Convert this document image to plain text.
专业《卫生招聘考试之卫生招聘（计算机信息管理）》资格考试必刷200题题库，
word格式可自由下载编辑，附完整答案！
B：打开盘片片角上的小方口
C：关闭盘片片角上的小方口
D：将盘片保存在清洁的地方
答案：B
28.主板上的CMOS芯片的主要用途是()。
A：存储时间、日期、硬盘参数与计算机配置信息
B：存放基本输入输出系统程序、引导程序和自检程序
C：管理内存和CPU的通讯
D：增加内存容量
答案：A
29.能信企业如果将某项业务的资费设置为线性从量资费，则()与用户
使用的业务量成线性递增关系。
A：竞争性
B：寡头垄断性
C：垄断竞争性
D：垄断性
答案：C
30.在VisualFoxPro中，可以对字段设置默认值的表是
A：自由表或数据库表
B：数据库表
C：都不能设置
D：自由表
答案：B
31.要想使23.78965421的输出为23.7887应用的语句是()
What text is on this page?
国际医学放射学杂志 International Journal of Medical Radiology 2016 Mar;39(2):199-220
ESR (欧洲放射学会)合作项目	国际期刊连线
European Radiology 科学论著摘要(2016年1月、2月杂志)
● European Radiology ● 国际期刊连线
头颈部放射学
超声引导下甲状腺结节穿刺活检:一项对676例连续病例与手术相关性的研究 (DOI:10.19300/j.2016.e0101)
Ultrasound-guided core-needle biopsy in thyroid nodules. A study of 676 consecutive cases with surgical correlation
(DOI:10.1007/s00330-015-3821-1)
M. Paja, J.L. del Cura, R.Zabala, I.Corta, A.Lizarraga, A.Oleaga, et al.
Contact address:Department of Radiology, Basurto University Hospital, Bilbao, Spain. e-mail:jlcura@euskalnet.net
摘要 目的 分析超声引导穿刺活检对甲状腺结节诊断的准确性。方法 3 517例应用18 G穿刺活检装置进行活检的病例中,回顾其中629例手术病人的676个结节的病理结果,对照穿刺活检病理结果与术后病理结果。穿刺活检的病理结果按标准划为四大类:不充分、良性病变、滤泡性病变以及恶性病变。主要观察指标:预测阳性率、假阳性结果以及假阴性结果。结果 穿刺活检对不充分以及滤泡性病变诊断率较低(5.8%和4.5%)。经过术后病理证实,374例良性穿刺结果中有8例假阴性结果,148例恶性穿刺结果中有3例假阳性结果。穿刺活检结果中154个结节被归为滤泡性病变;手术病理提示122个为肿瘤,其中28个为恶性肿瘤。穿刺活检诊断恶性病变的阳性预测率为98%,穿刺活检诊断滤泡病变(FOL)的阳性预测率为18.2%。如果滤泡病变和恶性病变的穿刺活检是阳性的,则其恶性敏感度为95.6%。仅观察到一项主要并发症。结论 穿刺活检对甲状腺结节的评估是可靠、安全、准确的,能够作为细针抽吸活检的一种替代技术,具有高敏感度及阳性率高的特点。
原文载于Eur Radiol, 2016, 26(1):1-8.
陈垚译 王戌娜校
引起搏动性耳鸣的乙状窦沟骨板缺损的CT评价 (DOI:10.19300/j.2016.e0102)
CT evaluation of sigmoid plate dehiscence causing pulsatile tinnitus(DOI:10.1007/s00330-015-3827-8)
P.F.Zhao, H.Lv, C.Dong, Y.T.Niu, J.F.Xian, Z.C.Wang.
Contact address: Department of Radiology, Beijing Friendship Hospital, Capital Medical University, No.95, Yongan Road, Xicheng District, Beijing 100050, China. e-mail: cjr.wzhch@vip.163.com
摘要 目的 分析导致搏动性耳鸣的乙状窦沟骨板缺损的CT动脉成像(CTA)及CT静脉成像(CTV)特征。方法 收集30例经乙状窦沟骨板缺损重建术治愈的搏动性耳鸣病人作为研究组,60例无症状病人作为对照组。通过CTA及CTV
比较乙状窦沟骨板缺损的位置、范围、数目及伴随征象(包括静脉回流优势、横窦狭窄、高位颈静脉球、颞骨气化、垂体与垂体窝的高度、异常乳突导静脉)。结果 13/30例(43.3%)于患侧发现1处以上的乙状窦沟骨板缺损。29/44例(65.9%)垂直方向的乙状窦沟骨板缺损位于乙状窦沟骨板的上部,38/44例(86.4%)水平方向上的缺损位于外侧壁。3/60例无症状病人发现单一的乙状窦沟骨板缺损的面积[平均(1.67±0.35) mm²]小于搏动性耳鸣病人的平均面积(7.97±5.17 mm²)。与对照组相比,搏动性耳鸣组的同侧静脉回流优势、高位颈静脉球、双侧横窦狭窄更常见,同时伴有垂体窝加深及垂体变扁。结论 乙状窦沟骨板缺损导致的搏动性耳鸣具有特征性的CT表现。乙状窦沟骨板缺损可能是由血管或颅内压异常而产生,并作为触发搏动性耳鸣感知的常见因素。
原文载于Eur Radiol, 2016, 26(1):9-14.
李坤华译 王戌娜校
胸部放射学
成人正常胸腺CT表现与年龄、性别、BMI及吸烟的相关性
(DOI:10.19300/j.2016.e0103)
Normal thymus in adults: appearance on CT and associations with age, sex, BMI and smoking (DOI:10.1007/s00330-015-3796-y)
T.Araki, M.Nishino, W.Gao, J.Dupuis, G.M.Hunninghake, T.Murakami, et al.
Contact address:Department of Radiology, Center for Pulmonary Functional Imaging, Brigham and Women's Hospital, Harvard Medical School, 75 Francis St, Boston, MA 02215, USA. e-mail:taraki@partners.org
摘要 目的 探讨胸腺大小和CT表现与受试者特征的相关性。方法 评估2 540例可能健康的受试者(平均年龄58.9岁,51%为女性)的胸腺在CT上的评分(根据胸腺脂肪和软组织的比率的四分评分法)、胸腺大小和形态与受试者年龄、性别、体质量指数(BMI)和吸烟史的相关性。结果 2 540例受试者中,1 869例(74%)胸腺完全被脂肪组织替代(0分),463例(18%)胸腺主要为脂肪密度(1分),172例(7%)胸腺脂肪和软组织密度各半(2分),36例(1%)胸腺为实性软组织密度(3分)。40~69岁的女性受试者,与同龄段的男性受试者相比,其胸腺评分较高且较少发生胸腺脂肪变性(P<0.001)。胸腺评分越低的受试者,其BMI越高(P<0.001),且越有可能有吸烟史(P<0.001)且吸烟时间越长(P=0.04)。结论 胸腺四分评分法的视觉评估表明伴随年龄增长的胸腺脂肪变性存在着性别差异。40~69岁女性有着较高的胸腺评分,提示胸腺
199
^^^^^^^^^^^^^^^^
(Objective): Working from the material above, retype it in its entirety without change.

(Exercise response):
Convert this document image to plain text.
专业《卫生招聘考试之卫生招聘（计算机信息管理）》资格考试必刷200题题库，
word格式可自由下载编辑，附完整答案！
B：打开盘片片角上的小方口
C：关闭盘片片角上的小方口
D：将盘片保存在清洁的地方
答案：B
28.主板上的CMOS芯片的主要用途是()。
A：存储时间、日期、硬盘参数与计算机配置信息
B：存放基本输入输出系统程序、引导程序和自检程序
C：管理内存和CPU的通讯
D：增加内存容量
答案：A
29.能信企业如果将某项业务的资费设置为线性从量资费，则()与用户
使用的业务量成线性递增关系。
A：竞争性
B：寡头垄断性
C：垄断竞争性
D：垄断性
答案：C
30.在VisualFoxPro中，可以对字段设置默认值的表是
A：自由表或数据库表
B：数据库表
C：都不能设置
D：自由表
答案：B
31.要想使23.78965421的输出为23.7887应用的语句是()
What text is on this page?
国际医学放射学杂志 International Journal of Medical Radiology 2016 Mar;39(2):199-220
ESR (欧洲放射学会)合作项目	国际期刊连线
European Radiology 科学论著摘要(2016年1月、2月杂志)
● European Radiology ● 国际期刊连线
头颈部放射学
超声引导下甲状腺结节穿刺活检:一项对676例连续病例与手术相关性的研究 (DOI:10.19300/j.2016.e0101)
Ultrasound-guided core-needle biopsy in thyroid nodules. A study of 676 consecutive cases with surgical correlation
(DOI:10.1007/s00330-015-3821-1)
M. Paja, J.L. del Cura, R.Zabala, I.Corta, A.Lizarraga, A.Oleaga, et al.
Contact address:Department of Radiology, Basurto University Hospital, Bilbao, Spain. e-mail:jlcura@euskalnet.net
摘要 目的 分析超声引导穿刺活检对甲状腺结节诊断的准确性。方法 3 517例应用18 G穿刺活检装置进行活检的病例中,回顾其中629例手术病人的676个结节的病理结果,对照穿刺活检病理结果与术后病理结果。穿刺活检的病理结果按标准划为四大类:不充分、良性病变、滤泡性病变以及恶性病变。主要观察指标:预测阳性率、假阳性结果以及假阴性结果。结果 穿刺活检对不充分以及滤泡性病变诊断率较低(5.8%和4.5%)。经过术后病理证实,374例良性穿刺结果中有8例假阴性结果,148例恶性穿刺结果中有3例假阳性结果。穿刺活检结果中154个结节被归为滤泡性病变;手术病理提示122个为肿瘤,其中28个为恶性肿瘤。穿刺活检诊断恶性病变的阳性预测率为98%,穿刺活检诊断滤泡病变(FOL)的阳性预测率为18.2%。如果滤泡病变和恶性病变的穿刺活检是阳性的,则其恶性敏感度为95.6%。仅观察到一项主要并发症。结论 穿刺活检对甲状腺结节的评估是可靠、安全、准确的,能够作为细针抽吸活检的一种替代技术,具有高敏感度及阳性率高的特点。
原文载于Eur Radiol, 2016, 26(1):1-8.
陈垚译 王戌娜校
引起搏动性耳鸣的乙状窦沟骨板缺损的CT评价 (DOI:10.19300/j.2016.e0102)
CT evaluation of sigmoid plate dehiscence causing pulsatile tinnitus(DOI:10.1007/s00330-015-3827-8)
P.F.Zhao, H.Lv, C.Dong, Y.T.Niu, J.F.Xian, Z.C.Wang.
Contact address: Department of Radiology, Beijing Friendship Hospital, Capital Medical University, No.95, Yongan Road, Xicheng District, Beijing 100050, China. e-mail: cjr.wzhch@vip.163.com
摘要 目的 分析导致搏动性耳鸣的乙状窦沟骨板缺损的CT动脉成像(CTA)及CT静脉成像(CTV)特征。方法 收集30例经乙状窦沟骨板缺损重建术治愈的搏动性耳鸣病人作为研究组,60例无症状病人作为对照组。通过CTA及CTV
比较乙状窦沟骨板缺损的位置、范围、数目及伴随征象(包括静脉回流优势、横窦狭窄、高位颈静脉球、颞骨气化、垂体与垂体窝的高度、异常乳突导静脉)。结果 13/30例(43.3%)于患侧发现1处以上的乙状窦沟骨板缺损。29/44例(65.9%)垂直方向的乙状窦沟骨板缺损位于乙状窦沟骨板的上部,38/44例(86.4%)水平方向上的缺损位于外侧壁。3/60例无症状病人发现单一的乙状窦沟骨板缺损的面积[平均(1.67±0.35) mm²]小于搏动性耳鸣病人的平均面积(7.97±5.17 mm²)。与对照组相比,搏动性耳鸣组的同侧静脉回流优势、高位颈静脉球、双侧横窦狭窄更常见,同时伴有垂体窝加深及垂体变扁。结论 乙状窦沟骨板缺损导致的搏动性耳鸣具有特征性的CT表现。乙状窦沟骨板缺损可能是由血管或颅内压异常而产生,并作为触发搏动性耳鸣感知的常见因素。
原文载于Eur Radiol, 2016, 26(1):9-14.
李坤华译 王戌娜校
胸部放射学
成人正常胸腺CT表现与年龄、性别、BMI及吸烟的相关性
(DOI:10.19300/j.2016.e0103)
Normal thymus in adults: appearance on CT and associations with age, sex, BMI and smoking (DOI:10.1007/s00330-015-3796-y)
T.Araki, M.Nishino, W.Gao, J.Dupuis, G.M.Hunninghake, T.Murakami, et al.
Contact address:Department of Radiology, Center for Pulmonary Functional Imaging, Brigham and Women's Hospital, Harvard Medical School, 75 Francis St, Boston, MA 02215, USA. e-mail:taraki@partners.org
摘要 目的 探讨胸腺大小和CT表现与受试者特征的相关性。方法 评估2 540例可能健康的受试者(平均年龄58.9岁,51%为女性)的胸腺在CT上的评分(根据胸腺脂肪和软组织的比率的四分评分法)、胸腺大小和形态与受试者年龄、性别、体质量指数(BMI)和吸烟史的相关性。结果 2 540例受试者中,1 869例(74%)胸腺完全被脂肪组织替代(0分),463例(18%)胸腺主要为脂肪密度(1分),172例(7%)胸腺脂肪和软组织密度各半(2分),36例(1%)胸腺为实性软组织密度(3分)。40~69岁的女性受试者,与同龄段的男性受试者相比,其胸腺评分较高且较少发生胸腺脂肪变性(P<0.001)。胸腺评分越低的受试者,其BMI越高(P<0.001),且越有可能有吸烟史(P<0.001)且吸烟时间越长(P=0.04)。结论 胸腺四分评分法的视觉评估表明伴随年龄增长的胸腺脂肪变性存在着性别差异。40~69岁女性有着较高的胸腺评分,提示胸腺
199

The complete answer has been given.